- Objective -
From the listing below, tally the lines that include "while". Return only the total.
** start Records shown **
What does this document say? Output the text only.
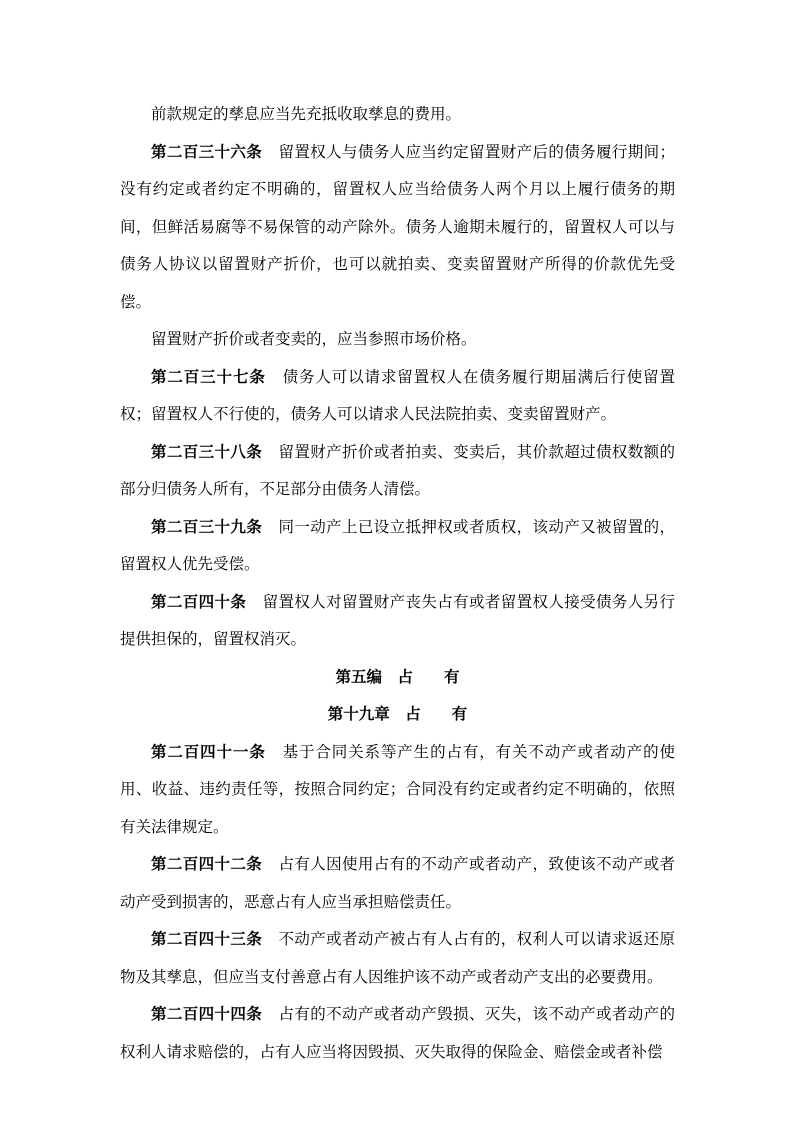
前款规定的孳息应当先充抵收取孳息的费用。

第二百三十六条 留置权人与债务人应当约定留置财产后的债务履行期间；没有约定或者约定不明确的，留置权人应当给债务人两个月以上履行债务的期间，但鲜活易腐等不易保管的动产除外。债务人逾期未履行的，留置权人可以与债务人协议以留置财产折价，也可以就拍卖、变卖留置财产所得的价款优先受偿。

留置财产折价或者变卖的，应当参照市场价格。

第二百三十七条 债务人可以请求留置权人在债务履行期届满后行使留置权；留置权人不行使的，债务人可以请求人民法院拍卖、变卖留置财产。

第二百三十八条 留置财产折价或者拍卖、变卖后，其价款超过债权数额的部分归债务人所有，不足部分由债务人清偿。

第二百三十九条 同一动产上已设立抵押权或者质权，该动产又被留置的，留置权人优先受偿。

第二百四十条 留置权人对留置财产丧失占有或者留置权人接受债务人另行提供担保的，留置权消灭。

第五编　占　　有

第十九章　占　　有

第二百四十一条 基于合同关系等产生的占有，有关不动产或者动产的使用、收益、违约责任等，按照合同约定；合同没有约定或者约定不明确的，依照有关法律规定。

第二百四十二条 占有人因使用占有的不动产或者动产，致使该不动产或者动产受到损害的，恶意占有人应当承担赔偿责任。

第二百四十三条 不动产或者动产被占有人占有的，权利人可以请求返还原物及其孳息，但应当支付善意占有人因维护该不动产或者动产支出的必要费用。

第二百四十四条 占有的不动产或者动产毁损、灭失，该不动产或者动产的权利人请求赔偿的，占有人应当将因毁损、灭失取得的保险金、赔偿金或者补偿
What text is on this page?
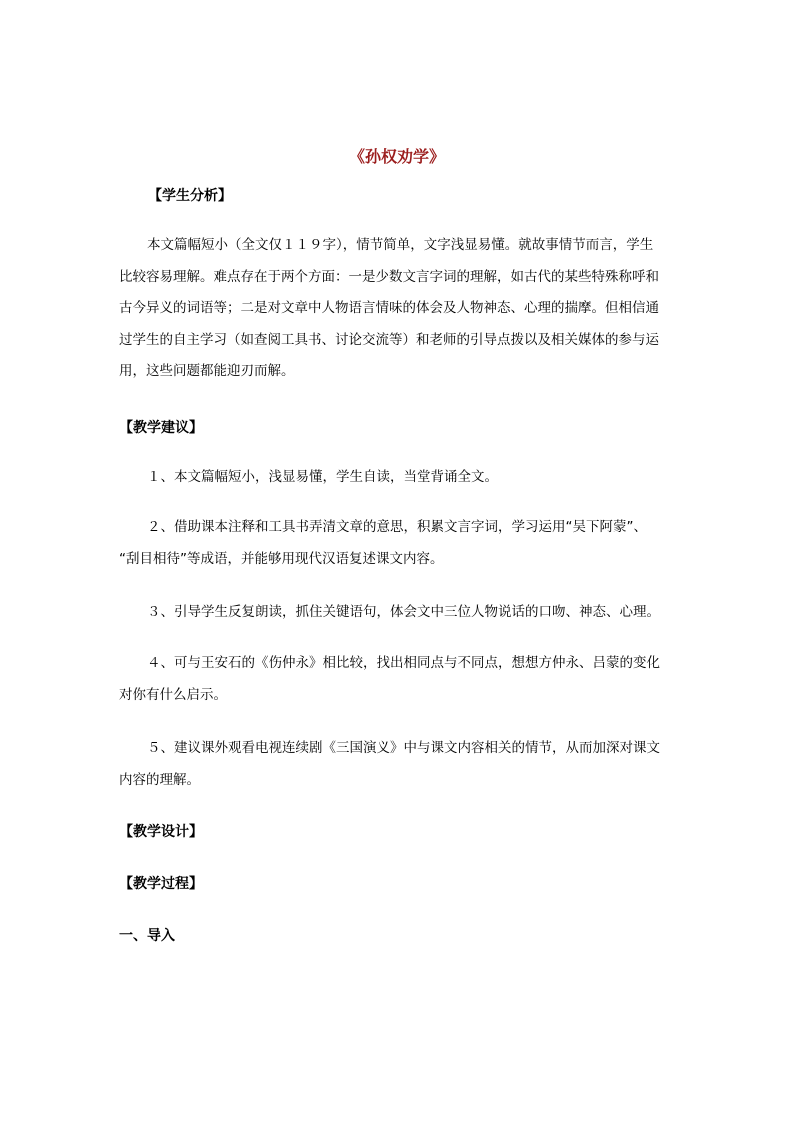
《孙权劝学》
【学生分析】
本文篇幅短小（全文仅１１９字），情节简单，文字浅显易懂。就故事情节而言，学生
比较容易理解。难点存在于两个方面：一是少数文言字词的理解，如古代的某些特殊称呼和
古今异义的词语等；二是对文章中人物语言情味的体会及人物神态、心理的揣摩。但相信通
过学生的自主学习（如查阅工具书、讨论交流等）和老师的引导点拨以及相关媒体的参与运
用，这些问题都能迎刃而解。
【教学建议】
１、本文篇幅短小，浅显易懂，学生自读，当堂背诵全文。
２、借助课本注释和工具书弄清文章的意思，积累文言字词，学习运用“吴下阿蒙”、
“刮目相待”等成语，并能够用现代汉语复述课文内容。
３、引导学生反复朗读，抓住关键语句，体会文中三位人物说话的口吻、神态、心理。
４、可与王安石的《伤仲永》相比较，找出相同点与不同点，想想方仲永、吕蒙的变化
对你有什么启示。
５、建议课外观看电视连续剧《三国演义》中与课文内容相关的情节，从而加深对课文
内容的理解。
【教学设计】
【教学过程】
一、导入
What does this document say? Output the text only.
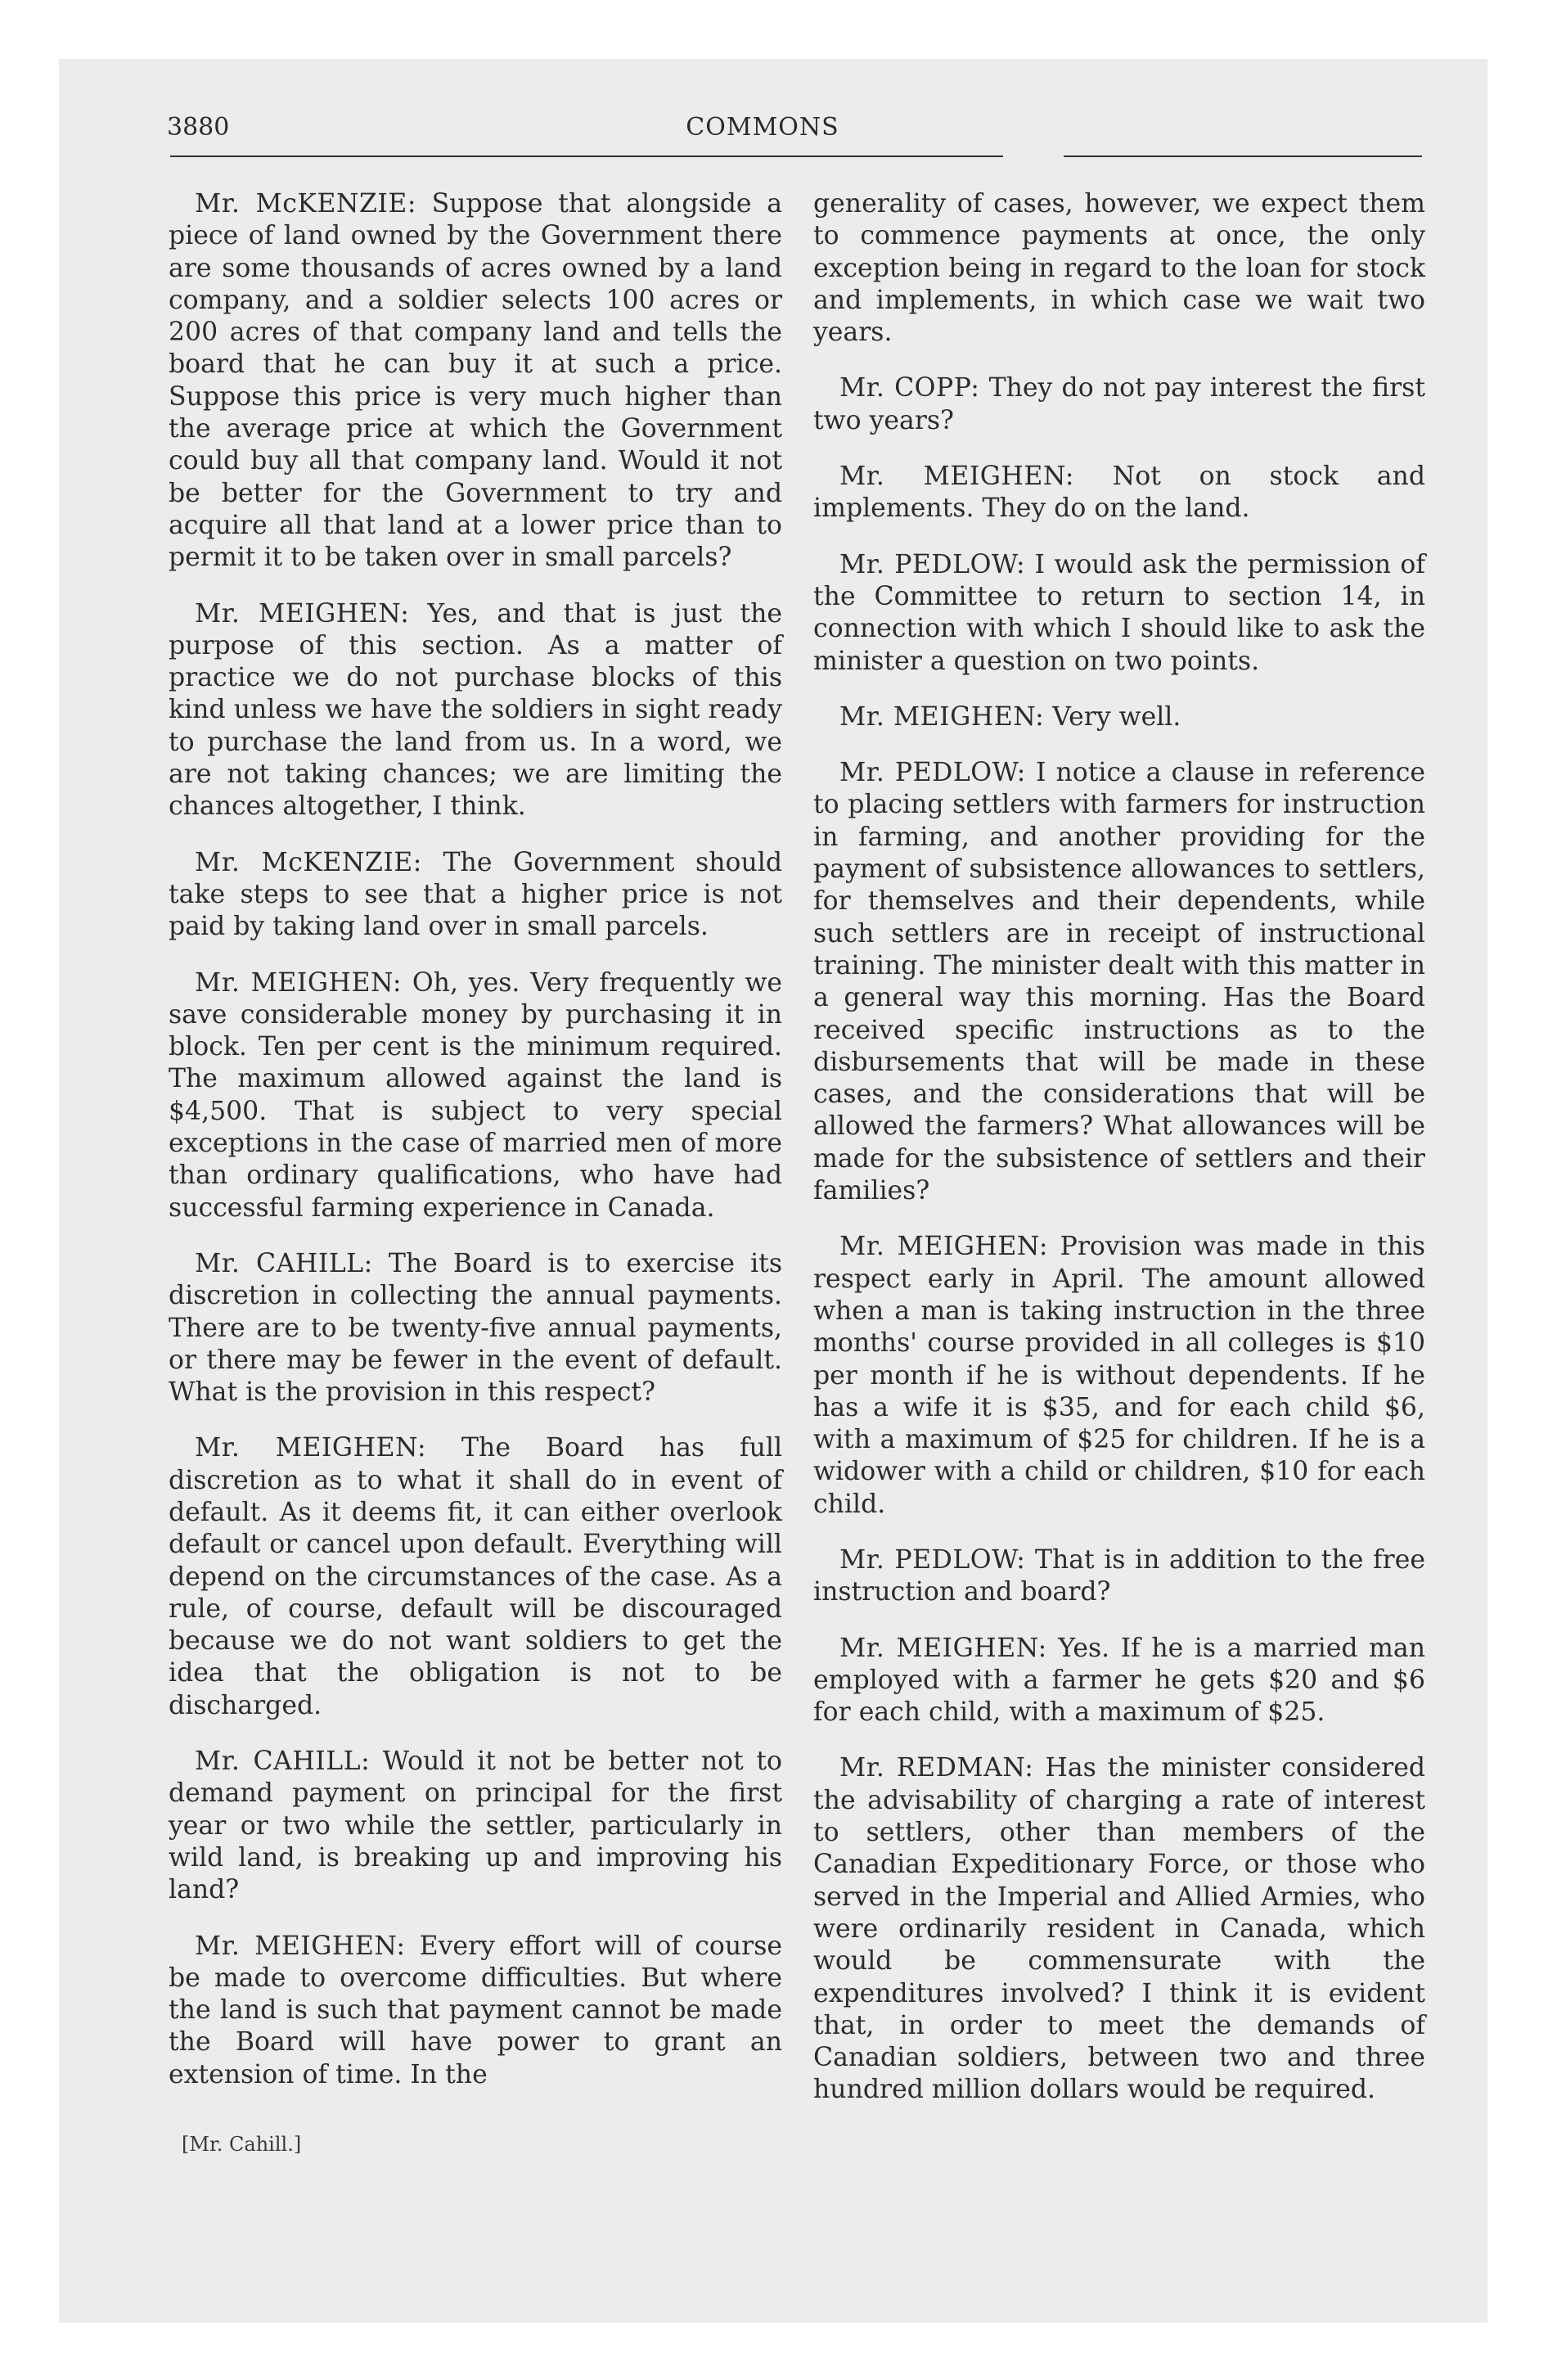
3880	COMMONS

Mr. McKENZIE: Suppose that alongside a piece of land owned by the Government there are some thousands of acres owned by a land company, and a soldier selects 100 acres or 200 acres of that company land and tells the board that he can buy it at such a price. Suppose this price is very much higher than the average price at which the Government could buy all that company land. Would it not be better for the Government to try and acquire all that land at a lower price than to permit it to be taken over in small parcels?

Mr. MEIGHEN: Yes, and that is just the purpose of this section. As a matter of practice we do not purchase blocks of this kind unless we have the soldiers in sight ready to purchase the land from us. In a word, we are not taking chances; we are limiting the chances altogether, I think.

Mr. McKENZIE: The Government should take steps to see that a higher price is not paid by taking land over in small parcels.

Mr. MEIGHEN: Oh, yes. Very frequently we save considerable money by purchasing it in block. Ten per cent is the minimum required. The maximum allowed against the land is $4,500. That is subject to very special exceptions in the case of married men of more than ordinary qualifications, who have had successful farming experience in Canada.

Mr. CAHILL: The Board is to exercise its discretion in collecting the annual payments. There are to be twenty-five annual payments, or there may be fewer in the event of default. What is the provision in this respect?

Mr. MEIGHEN: The Board has full discretion as to what it shall do in event of default. As it deems fit, it can either overlook default or cancel upon default. Everything will depend on the circumstances of the case. As a rule, of course, default will be discouraged because we do not want soldiers to get the idea that the obligation is not to be discharged.

Mr. CAHILL: Would it not be better not to demand payment on principal for the first year or two while the settler, particularly in wild land, is breaking up and improving his land?

Mr. MEIGHEN: Every effort will of course be made to overcome difficulties. But where the land is such that payment cannot be made the Board will have power to grant an extension of time. In the

generality of cases, however, we expect them to commence payments at once, the only exception being in regard to the loan for stock and implements, in which case we wait two years.

Mr. COPP: They do not pay interest the first two years?

Mr. MEIGHEN: Not on stock and implements. They do on the land.

Mr. PEDLOW: I would ask the permission of the Committee to return to section 14, in connection with which I should like to ask the minister a question on two points.

Mr. MEIGHEN: Very well.

Mr. PEDLOW: I notice a clause in reference to placing settlers with farmers for instruction in farming, and another providing for the payment of subsistence allowances to settlers, for themselves and their dependents, while such settlers are in receipt of instructional training. The minister dealt with this matter in a general way this morning. Has the Board received specific instructions as to the disbursements that will be made in these cases, and the considerations that will be allowed the farmers? What allowances will be made for the subsistence of settlers and their families?

Mr. MEIGHEN: Provision was made in this respect early in April. The amount allowed when a man is taking instruction in the three months' course provided in all colleges is $10 per month if he is without dependents. If he has a wife it is $35, and for each child $6, with a maximum of $25 for children. If he is a widower with a child or children, $10 for each child.

Mr. PEDLOW: That is in addition to the free instruction and board?

Mr. MEIGHEN: Yes. If he is a married man employed with a farmer he gets $20 and $6 for each child, with a maximum of $25.

Mr. REDMAN: Has the minister considered the advisability of charging a rate of interest to settlers, other than members of the Canadian Expeditionary Force, or those who served in the Imperial and Allied Armies, who were ordinarily resident in Canada, which would be commensurate with the expenditures involved? I think it is evident that, in order to meet the demands of Canadian soldiers, between two and three hundred million dollars would be required.

[Mr. Cahill.]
** end Records shown **
- Solution to this task -
2